→ **DATA ENTRIES**:
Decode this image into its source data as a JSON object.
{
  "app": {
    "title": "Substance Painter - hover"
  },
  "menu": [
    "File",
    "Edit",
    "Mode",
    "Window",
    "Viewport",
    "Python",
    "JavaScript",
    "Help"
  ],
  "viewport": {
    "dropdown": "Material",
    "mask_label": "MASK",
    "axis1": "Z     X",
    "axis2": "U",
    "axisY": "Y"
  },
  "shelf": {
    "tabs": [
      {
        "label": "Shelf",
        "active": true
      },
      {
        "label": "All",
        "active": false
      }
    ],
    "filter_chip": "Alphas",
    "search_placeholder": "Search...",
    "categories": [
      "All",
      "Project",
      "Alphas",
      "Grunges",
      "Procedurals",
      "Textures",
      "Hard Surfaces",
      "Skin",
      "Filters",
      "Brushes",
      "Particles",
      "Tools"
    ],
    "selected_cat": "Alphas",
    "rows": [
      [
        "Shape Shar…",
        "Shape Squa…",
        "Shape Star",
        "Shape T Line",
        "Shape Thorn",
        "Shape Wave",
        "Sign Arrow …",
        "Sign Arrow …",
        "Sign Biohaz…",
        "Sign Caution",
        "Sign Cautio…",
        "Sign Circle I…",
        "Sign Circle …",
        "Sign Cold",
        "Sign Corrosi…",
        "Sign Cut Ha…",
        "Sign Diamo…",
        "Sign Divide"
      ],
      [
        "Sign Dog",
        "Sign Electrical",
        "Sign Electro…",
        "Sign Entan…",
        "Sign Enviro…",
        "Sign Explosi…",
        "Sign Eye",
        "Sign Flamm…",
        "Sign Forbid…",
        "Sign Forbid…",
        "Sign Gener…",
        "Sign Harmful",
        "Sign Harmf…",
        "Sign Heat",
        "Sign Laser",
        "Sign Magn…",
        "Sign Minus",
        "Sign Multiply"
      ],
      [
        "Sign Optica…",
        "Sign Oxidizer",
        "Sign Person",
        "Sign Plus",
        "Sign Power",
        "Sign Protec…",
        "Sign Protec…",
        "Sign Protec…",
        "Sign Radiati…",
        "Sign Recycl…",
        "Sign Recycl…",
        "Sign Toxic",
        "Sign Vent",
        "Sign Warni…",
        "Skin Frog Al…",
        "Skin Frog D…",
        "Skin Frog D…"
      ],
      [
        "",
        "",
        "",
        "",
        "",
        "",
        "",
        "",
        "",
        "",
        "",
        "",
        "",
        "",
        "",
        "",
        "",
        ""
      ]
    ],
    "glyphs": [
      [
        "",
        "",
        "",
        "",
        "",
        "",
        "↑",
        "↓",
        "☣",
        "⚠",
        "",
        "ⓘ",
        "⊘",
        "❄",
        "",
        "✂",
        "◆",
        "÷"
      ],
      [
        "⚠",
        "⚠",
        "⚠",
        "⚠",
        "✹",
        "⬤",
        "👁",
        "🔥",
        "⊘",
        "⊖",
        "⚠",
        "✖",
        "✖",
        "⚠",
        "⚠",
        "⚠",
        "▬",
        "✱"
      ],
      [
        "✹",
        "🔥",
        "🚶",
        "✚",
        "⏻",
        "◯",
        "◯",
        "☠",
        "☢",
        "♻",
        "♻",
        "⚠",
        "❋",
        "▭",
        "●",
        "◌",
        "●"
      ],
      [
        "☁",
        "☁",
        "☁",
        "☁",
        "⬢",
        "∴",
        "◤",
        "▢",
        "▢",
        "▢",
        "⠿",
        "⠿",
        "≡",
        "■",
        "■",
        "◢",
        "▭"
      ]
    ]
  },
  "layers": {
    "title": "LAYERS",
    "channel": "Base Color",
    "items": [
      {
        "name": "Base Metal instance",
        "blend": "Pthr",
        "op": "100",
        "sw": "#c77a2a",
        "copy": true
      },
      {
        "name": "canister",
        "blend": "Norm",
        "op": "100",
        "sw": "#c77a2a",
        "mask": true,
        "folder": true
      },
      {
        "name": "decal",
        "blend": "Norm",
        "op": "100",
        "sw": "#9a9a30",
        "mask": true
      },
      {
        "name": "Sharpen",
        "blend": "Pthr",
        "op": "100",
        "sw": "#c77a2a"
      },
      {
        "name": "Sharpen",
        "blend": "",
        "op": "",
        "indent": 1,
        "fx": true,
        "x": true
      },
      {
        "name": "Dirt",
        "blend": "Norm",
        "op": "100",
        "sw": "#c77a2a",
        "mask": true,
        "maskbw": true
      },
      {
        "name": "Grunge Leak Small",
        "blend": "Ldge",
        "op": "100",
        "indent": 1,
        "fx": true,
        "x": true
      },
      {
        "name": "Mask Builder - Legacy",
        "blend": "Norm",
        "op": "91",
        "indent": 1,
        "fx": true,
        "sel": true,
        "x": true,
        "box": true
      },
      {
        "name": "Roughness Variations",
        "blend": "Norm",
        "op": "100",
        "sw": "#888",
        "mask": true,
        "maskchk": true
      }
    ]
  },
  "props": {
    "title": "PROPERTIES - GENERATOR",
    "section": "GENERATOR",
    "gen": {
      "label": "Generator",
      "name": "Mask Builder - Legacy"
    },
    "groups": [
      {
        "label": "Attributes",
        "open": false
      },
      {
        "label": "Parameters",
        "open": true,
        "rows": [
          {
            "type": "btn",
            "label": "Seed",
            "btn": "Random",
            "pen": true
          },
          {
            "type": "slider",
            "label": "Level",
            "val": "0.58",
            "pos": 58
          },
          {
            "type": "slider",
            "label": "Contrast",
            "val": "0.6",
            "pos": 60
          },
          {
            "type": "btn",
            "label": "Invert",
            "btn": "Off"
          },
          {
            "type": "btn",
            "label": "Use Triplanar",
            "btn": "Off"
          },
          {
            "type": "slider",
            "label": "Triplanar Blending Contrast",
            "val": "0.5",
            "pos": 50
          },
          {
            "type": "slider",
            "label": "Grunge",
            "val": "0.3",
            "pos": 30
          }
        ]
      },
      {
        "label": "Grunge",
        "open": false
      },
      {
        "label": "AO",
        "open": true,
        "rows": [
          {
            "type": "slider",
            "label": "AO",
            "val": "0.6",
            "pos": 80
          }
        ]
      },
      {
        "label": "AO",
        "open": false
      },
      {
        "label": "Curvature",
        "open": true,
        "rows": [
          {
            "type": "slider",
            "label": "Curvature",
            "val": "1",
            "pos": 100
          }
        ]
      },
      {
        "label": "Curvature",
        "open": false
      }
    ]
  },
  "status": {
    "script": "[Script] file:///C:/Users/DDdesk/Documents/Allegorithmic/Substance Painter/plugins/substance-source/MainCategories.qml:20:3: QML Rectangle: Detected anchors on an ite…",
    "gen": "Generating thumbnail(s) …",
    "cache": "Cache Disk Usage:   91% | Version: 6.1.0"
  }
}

→ **STATED TASK**:
Show each line in the entries that holds the string "Builder".

→ **SOLUTION**:
        "name": "Mask Builder - Legacy",
      "name": "Mask Builder - Legacy"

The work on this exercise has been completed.